* start Extracted material *

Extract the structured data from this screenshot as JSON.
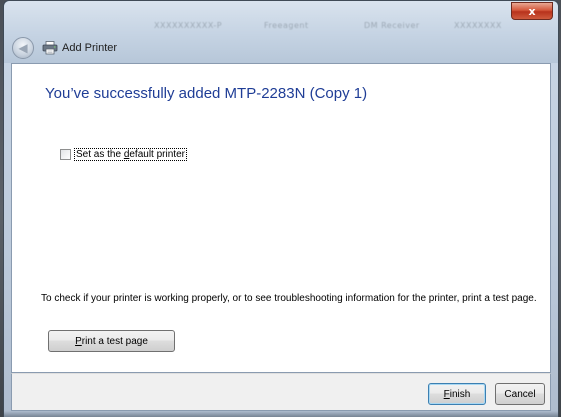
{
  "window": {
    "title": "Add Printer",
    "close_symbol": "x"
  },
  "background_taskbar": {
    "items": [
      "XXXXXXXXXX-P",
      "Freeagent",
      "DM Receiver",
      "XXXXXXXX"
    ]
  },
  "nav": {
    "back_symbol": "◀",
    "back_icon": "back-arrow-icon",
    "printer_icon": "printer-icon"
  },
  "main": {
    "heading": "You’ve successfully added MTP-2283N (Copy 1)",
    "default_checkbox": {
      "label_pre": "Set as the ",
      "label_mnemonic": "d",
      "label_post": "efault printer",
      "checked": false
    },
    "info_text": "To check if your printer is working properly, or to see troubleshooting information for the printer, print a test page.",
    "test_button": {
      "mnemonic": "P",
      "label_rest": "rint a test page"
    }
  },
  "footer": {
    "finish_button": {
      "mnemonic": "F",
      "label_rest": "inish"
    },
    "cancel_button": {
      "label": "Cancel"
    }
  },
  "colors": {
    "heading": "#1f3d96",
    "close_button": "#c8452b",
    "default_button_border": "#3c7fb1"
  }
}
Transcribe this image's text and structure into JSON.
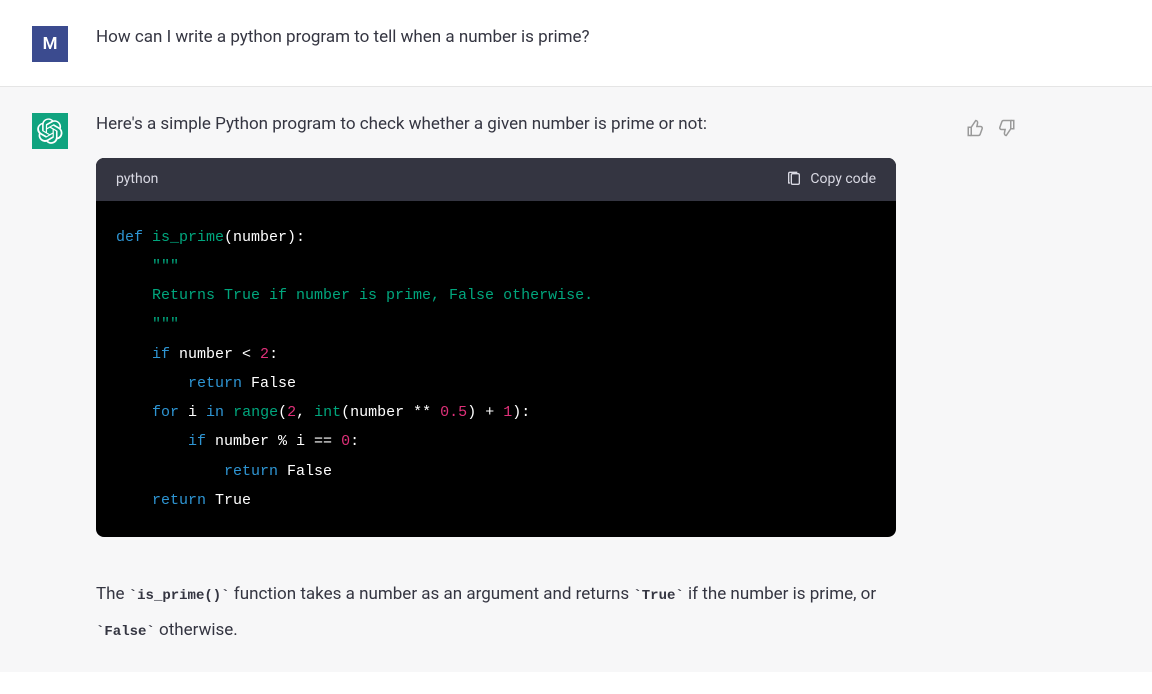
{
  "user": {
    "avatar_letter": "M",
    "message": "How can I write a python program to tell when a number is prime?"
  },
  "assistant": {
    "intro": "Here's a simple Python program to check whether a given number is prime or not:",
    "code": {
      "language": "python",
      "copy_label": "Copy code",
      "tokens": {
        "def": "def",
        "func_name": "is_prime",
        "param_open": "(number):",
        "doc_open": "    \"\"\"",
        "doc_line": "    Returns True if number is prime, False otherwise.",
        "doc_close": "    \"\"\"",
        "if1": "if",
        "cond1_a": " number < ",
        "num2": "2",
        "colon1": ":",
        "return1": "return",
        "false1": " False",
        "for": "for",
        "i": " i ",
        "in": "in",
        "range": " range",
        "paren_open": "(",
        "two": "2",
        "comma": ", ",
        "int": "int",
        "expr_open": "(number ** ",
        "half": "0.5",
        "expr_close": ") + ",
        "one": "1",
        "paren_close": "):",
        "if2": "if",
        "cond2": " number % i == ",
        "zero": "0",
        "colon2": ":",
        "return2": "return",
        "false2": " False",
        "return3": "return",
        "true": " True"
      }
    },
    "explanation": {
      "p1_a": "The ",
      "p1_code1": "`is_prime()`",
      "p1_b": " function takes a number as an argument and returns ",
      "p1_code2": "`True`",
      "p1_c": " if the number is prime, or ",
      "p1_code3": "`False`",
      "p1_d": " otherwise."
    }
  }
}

* end Extracted material *

:: Exercise description ::
Lines from the records above that hold "JSON" are the ones to list.

:: Final answer ::
Extract the structured data from this screenshot as JSON.
Transcribe this image's text and structure into JSON.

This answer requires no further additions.